**Exercise brief:**
Scan the data. Collect each line that contains the word "title".

Dataset records:
-- START --
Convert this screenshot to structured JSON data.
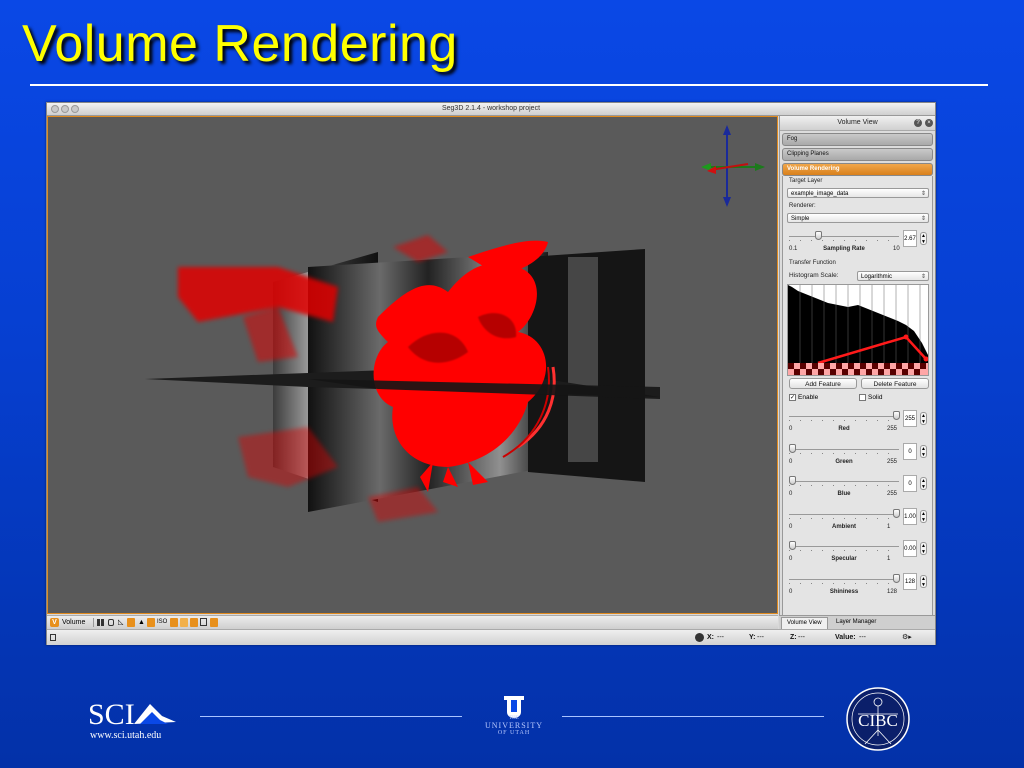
{
  "slide": {
    "title": "Volume Rendering"
  },
  "window": {
    "title": "Seg3D 2.1.4  - workshop project"
  },
  "viewer": {
    "view_label": "Volume",
    "toolbar_icons": [
      "grid-icon",
      "lock-icon",
      "ruler-icon",
      "picking-icon",
      "slices-icon",
      "iso-icon",
      "volume-render-icon",
      "bbox-icon",
      "light-icon",
      "copy-icon",
      "paste-icon"
    ],
    "iso_label": "ISO",
    "colors": {
      "volume": "#e30000",
      "background": "#5a5a5a",
      "border": "#e08a1e"
    }
  },
  "status": {
    "x_label": "X:",
    "x_value": "---",
    "y_label": "Y:",
    "y_value": "---",
    "z_label": "Z:",
    "z_value": "---",
    "value_label": "Value:",
    "value_value": "---"
  },
  "panel": {
    "title": "Volume View",
    "sections": {
      "fog": "Fog",
      "clipping": "Clipping Planes",
      "volume_rendering": "Volume Rendering"
    },
    "target_layer_label": "Target Layer",
    "target_layer_value": "example_image_data",
    "renderer_label": "Renderer:",
    "renderer_value": "Simple",
    "sampling": {
      "label": "Sampling Rate",
      "min": "0.1",
      "max": "10",
      "value": "2.67",
      "fraction": 0.25
    },
    "transfer_function_label": "Transfer Function",
    "histogram_scale_label": "Histogram Scale:",
    "histogram_scale_value": "Logarithmic",
    "add_feature": "Add Feature",
    "delete_feature": "Delete Feature",
    "enable_label": "Enable",
    "enable_checked": true,
    "solid_label": "Solid",
    "solid_checked": false,
    "sliders": [
      {
        "label": "Red",
        "min": "0",
        "max": "255",
        "value": "255",
        "fraction": 1.0
      },
      {
        "label": "Green",
        "min": "0",
        "max": "255",
        "value": "0",
        "fraction": 0.0
      },
      {
        "label": "Blue",
        "min": "0",
        "max": "255",
        "value": "0",
        "fraction": 0.0
      },
      {
        "label": "Ambient",
        "min": "0",
        "max": "1",
        "value": "1.00",
        "fraction": 1.0
      },
      {
        "label": "Specular",
        "min": "0",
        "max": "1",
        "value": "0.00",
        "fraction": 0.0
      },
      {
        "label": "Shininess",
        "min": "0",
        "max": "128",
        "value": "128",
        "fraction": 1.0
      }
    ],
    "tabs": {
      "volume_view": "Volume View",
      "layer_manager": "Layer Manager"
    }
  },
  "footer": {
    "sci_url": "www.sci.utah.edu",
    "sci_text": "SCI",
    "uu_line1": "THE",
    "uu_line2": "UNIVERSITY",
    "uu_line3": "OF UTAH",
    "cibc_text": "CIBC"
  }
}
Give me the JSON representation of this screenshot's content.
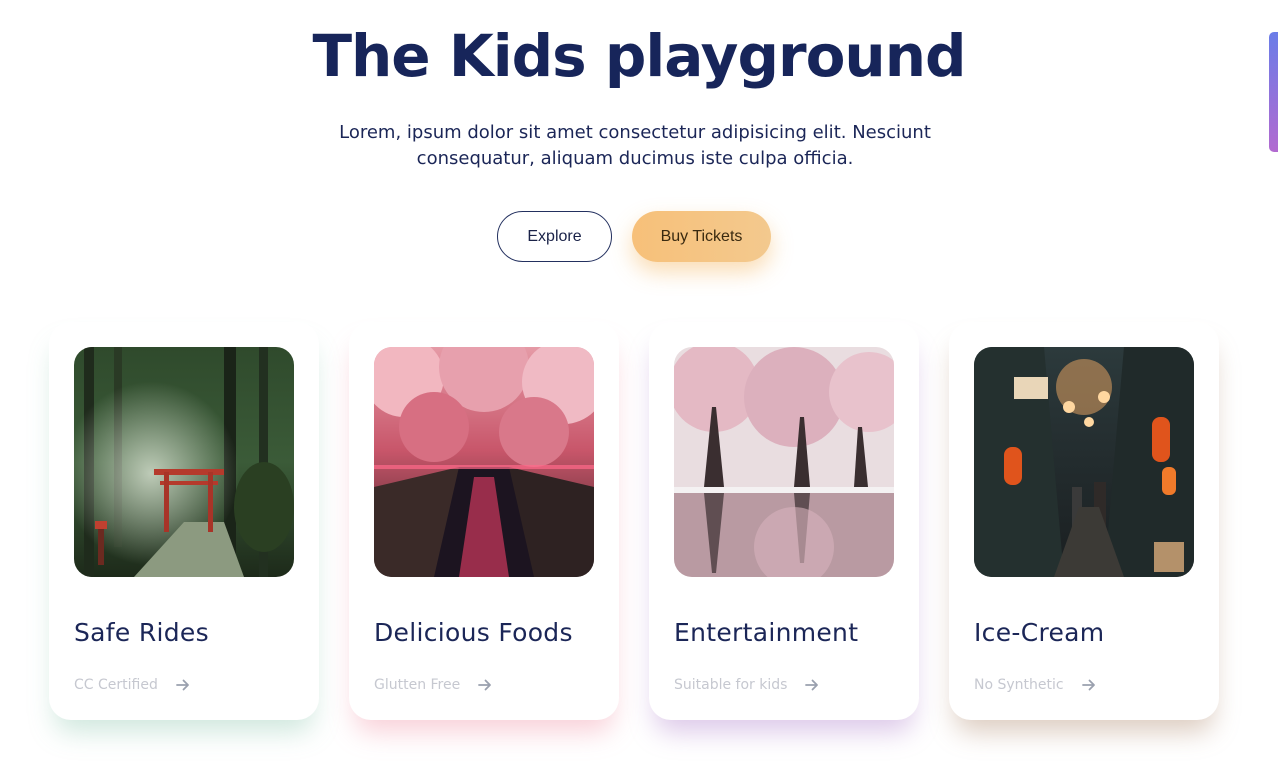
-- END --
**Written response:**
    "title": "Volume Rendering"
    "title": "Seg3D 2.1.4  - workshop project"
    "title": "Volume View",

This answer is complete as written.